This morning, the chief executives of Britain’s top banks were summoned to Downing Street to meet with Chancellor Alistair Darling, where he demanded that they pass on the rate cut to customers with immediate effect.
So far, Abbey, Bradford & Bingley and Lloyds TSB have announced that they will pass the full 1.5% rate cut to their tracker and standard variable rate (SVR) customers.
Since the breakfast meeting at No.10, however, the Nationwide, HBOS, the RBS/NatWest group and Northern Rock have all announced that they will cut their SVR rates by the full 1.5% on 1 December.
Nationwide is cutting its base mortgage rate by 1.5%, from 6.19% to 4.69%. RBS/NatWest is reducing its SVR by the same amount, from 6.69% to 5.19%.
Furthermore, HBOS is reducing its SVR from 6.50% to 5.00%, while the Nationwide said its borrowers would be considerably better off.
The decision from the banks has been welcomed by Prime Minister Gordon Brown who said families and businesses will now benefit.
Since the interest rate cut, however, around 30 lenders withdrew their tracker mortgage products from the market and it is likely that the few remaining will be withdrawn over the weekend.
The Bank of England’s decision to slash interest rates by 1.5% yesterday takes interest rates to 3% - the lowest level in over 50 years.
In the meantime, the three-month sterling Libor rate, a rate critical to the UK mortgage market, has today fallen from 5.56% to 4.49% - its lowest level since the end of 2005.

——

_TASK REQUIREMENTS_:
A) Can you reproduce the passage on the bank rate cuts word for word, beginning at the words "This morning, the" and stopping after "rate (SVR) customers."?
B) Will you write out the records verbatim, beginning at their first line and stopping after the line that contains "570, 842, 587]"?

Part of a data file
——

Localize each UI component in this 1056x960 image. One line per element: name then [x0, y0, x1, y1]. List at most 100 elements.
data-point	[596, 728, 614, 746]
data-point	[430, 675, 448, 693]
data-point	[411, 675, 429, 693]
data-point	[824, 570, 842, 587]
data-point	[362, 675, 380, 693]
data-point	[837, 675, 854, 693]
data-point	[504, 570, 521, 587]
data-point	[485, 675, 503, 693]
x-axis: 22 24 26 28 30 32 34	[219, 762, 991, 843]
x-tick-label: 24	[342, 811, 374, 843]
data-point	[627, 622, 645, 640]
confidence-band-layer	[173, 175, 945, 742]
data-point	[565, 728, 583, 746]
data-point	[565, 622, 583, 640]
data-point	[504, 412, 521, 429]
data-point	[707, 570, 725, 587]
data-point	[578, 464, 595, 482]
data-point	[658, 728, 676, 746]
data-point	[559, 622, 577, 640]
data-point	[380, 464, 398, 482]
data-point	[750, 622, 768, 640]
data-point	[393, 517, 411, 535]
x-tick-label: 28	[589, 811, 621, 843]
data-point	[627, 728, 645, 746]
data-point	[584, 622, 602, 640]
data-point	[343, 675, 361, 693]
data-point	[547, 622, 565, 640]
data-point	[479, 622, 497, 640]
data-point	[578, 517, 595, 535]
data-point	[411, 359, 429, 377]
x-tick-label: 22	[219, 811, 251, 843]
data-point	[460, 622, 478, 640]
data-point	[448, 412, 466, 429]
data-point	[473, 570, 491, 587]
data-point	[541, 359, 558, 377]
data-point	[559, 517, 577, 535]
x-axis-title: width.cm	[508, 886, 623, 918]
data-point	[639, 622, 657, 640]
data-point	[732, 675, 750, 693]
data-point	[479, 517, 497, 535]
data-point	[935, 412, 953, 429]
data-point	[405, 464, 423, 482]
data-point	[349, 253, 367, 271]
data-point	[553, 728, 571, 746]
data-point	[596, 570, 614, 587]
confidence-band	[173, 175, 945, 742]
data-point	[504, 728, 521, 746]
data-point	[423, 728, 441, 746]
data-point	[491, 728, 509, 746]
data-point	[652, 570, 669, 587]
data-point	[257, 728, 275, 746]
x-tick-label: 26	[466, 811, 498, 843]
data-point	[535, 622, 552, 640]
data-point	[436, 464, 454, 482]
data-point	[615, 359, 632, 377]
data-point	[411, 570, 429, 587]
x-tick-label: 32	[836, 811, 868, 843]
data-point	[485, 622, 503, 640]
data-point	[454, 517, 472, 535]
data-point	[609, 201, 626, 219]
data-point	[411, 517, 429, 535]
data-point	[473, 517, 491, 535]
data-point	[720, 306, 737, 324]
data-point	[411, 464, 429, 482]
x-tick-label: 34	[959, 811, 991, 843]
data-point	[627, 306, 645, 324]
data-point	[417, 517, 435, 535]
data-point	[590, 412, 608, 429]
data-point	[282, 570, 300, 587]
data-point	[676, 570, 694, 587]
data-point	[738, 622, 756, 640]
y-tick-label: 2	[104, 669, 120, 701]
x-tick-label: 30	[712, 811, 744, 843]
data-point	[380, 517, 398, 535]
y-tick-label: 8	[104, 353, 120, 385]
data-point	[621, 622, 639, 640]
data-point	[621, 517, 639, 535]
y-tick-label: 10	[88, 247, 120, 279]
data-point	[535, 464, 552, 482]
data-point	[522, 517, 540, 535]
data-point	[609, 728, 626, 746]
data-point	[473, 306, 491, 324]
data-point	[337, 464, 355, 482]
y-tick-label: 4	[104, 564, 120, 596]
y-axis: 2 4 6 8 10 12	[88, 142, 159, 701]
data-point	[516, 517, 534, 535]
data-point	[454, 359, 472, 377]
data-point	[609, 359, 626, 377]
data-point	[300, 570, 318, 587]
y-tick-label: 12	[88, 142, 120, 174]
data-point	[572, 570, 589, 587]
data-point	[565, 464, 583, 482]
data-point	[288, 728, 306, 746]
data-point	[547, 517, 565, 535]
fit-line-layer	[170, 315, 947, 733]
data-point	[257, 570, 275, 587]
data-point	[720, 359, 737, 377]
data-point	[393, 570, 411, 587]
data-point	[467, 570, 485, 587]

——

_TASK RESULTS_:
A)
This morning, the chief executives of Britain’s top banks were summoned to Downing Street to meet with Chancellor Alistair Darling, where he demanded that they pass on the rate cut to customers with immediate effect.
So far, Abbey, Bradford & Bingley and Lloyds TSB have announced that they will pass the full 1.5% rate cut to their tracker and standard variable rate (SVR) customers.

B)
Localize each UI component in this 1056x960 image. One line per element: name then [x0, y0, x1, y1]. List at most 100 elements.
data-point	[596, 728, 614, 746]
data-point	[430, 675, 448, 693]
data-point	[411, 675, 429, 693]
data-point	[824, 570, 842, 587]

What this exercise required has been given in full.